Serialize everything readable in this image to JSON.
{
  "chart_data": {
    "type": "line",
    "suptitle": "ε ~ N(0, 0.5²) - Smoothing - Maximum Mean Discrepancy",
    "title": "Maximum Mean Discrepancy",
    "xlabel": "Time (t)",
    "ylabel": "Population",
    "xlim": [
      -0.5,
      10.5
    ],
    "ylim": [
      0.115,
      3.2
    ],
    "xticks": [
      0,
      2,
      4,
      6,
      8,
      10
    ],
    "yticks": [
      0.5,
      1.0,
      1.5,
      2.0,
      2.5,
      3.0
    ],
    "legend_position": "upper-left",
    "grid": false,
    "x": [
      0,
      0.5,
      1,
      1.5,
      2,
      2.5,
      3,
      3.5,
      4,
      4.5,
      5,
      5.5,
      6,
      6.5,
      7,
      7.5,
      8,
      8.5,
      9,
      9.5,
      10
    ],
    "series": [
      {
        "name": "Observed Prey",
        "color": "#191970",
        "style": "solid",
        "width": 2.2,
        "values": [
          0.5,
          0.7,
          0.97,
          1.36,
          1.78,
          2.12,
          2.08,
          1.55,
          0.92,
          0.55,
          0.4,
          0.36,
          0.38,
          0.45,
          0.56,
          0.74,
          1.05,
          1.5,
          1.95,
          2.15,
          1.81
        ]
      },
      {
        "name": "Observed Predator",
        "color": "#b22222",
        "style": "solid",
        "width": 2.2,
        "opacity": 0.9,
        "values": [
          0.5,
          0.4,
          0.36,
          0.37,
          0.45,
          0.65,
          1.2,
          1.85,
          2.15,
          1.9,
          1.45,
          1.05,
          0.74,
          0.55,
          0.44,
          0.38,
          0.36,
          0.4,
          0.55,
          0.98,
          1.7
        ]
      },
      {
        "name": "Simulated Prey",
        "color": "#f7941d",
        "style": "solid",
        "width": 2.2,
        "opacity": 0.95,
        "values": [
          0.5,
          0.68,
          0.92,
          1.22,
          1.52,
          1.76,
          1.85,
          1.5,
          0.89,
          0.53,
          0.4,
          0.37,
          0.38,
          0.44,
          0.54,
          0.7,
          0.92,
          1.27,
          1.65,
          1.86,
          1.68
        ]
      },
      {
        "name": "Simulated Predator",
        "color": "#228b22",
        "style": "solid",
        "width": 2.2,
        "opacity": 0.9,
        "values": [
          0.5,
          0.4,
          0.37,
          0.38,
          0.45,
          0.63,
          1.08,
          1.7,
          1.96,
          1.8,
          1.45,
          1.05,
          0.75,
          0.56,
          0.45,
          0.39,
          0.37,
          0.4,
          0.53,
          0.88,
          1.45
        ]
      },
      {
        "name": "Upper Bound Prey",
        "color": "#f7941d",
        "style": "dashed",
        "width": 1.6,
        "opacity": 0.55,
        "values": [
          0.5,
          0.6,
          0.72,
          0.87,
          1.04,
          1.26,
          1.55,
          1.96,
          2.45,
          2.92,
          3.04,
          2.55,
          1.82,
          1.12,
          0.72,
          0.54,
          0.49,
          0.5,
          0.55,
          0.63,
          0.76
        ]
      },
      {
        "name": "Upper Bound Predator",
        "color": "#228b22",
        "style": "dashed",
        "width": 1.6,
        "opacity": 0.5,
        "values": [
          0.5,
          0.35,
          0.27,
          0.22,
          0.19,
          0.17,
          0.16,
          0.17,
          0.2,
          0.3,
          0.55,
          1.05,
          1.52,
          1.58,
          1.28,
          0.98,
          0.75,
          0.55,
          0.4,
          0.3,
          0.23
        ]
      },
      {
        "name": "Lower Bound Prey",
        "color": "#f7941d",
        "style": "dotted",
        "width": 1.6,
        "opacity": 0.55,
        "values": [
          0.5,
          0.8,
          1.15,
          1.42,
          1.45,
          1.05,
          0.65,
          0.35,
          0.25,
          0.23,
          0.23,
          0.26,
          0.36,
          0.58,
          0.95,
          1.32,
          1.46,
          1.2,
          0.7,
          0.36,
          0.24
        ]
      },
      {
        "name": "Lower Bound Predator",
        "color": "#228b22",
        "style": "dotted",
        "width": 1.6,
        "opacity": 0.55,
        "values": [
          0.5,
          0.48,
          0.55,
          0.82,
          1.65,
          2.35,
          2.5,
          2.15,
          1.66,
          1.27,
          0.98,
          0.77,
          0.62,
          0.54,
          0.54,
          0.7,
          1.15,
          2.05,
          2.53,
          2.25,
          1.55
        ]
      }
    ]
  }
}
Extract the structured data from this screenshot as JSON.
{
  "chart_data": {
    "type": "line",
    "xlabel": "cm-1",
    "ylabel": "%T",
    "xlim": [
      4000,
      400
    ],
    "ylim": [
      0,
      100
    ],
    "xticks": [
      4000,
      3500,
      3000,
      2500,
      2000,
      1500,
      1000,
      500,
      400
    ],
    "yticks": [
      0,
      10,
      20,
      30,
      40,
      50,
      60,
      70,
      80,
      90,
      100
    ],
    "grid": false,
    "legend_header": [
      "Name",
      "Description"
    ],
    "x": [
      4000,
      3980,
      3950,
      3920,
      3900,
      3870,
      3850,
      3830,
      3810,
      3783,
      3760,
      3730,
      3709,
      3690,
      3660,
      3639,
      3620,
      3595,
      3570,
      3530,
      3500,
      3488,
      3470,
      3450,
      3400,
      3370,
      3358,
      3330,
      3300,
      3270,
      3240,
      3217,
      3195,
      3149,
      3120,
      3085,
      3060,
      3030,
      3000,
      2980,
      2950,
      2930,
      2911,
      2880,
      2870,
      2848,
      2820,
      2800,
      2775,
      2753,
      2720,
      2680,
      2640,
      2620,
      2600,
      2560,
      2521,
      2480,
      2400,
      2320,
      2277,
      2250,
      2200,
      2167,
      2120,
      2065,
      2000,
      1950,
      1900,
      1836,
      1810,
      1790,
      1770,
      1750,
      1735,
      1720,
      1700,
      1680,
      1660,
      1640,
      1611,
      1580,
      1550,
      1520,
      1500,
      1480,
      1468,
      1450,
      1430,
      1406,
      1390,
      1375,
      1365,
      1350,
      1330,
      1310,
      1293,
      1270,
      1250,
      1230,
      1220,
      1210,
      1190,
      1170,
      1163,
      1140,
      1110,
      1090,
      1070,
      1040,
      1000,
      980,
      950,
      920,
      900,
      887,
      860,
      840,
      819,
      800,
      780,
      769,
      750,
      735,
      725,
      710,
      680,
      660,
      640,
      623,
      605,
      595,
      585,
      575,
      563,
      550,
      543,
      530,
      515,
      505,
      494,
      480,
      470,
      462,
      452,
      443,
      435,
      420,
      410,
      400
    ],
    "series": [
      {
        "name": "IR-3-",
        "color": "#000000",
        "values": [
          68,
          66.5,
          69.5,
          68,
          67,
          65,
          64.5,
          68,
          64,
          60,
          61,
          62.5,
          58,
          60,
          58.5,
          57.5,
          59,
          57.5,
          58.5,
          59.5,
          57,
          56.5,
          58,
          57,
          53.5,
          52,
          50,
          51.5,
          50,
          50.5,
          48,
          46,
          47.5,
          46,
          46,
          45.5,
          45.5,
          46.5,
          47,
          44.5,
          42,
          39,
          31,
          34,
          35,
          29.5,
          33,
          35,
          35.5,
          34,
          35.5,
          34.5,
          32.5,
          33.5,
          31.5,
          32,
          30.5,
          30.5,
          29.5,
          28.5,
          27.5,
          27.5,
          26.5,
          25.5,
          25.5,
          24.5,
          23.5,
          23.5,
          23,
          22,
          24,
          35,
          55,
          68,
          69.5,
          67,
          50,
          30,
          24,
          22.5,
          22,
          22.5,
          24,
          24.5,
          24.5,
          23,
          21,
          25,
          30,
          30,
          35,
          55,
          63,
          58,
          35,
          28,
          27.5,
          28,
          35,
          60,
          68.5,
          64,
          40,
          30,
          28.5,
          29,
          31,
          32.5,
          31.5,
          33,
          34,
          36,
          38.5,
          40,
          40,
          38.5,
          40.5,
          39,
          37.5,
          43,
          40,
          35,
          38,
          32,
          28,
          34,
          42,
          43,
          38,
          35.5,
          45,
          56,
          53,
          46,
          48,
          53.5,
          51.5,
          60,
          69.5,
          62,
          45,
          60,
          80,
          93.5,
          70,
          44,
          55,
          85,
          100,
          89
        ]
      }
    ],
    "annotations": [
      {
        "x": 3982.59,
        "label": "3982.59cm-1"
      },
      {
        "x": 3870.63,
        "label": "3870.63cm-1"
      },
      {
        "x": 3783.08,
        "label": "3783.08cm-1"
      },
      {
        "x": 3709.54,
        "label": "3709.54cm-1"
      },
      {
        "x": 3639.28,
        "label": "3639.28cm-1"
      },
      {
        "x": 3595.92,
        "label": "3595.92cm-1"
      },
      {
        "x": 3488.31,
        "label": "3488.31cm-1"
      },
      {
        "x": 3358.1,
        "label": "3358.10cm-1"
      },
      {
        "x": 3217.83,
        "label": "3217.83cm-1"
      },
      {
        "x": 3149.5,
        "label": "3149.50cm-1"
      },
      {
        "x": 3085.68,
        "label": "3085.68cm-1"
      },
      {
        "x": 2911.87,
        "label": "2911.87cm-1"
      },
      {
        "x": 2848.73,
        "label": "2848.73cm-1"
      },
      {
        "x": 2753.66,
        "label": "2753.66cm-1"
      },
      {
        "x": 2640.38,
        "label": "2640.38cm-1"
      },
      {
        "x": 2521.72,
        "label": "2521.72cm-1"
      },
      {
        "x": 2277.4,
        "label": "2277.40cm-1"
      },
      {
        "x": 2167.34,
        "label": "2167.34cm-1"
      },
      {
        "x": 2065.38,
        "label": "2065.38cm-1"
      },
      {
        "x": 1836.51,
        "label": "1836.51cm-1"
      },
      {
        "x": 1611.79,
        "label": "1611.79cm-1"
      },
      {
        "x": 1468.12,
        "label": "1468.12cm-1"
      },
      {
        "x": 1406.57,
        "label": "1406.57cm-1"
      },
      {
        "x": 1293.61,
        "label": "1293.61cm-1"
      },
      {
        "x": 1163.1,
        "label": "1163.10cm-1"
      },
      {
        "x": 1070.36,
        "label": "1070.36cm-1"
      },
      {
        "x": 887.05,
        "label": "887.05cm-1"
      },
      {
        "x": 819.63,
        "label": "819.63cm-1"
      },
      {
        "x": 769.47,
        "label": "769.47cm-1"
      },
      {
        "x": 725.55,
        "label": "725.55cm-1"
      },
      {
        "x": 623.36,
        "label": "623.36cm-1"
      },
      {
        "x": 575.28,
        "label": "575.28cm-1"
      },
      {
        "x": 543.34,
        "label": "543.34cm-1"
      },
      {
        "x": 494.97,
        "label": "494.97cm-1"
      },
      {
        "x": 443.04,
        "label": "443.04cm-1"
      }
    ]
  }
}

········

Task details = Find and copy each line above that includes the string "Prey".

Output =
        "name": "Observed Prey",
        "name": "Simulated Prey",
        "name": "Upper Bound Prey",
        "name": "Lower Bound Prey",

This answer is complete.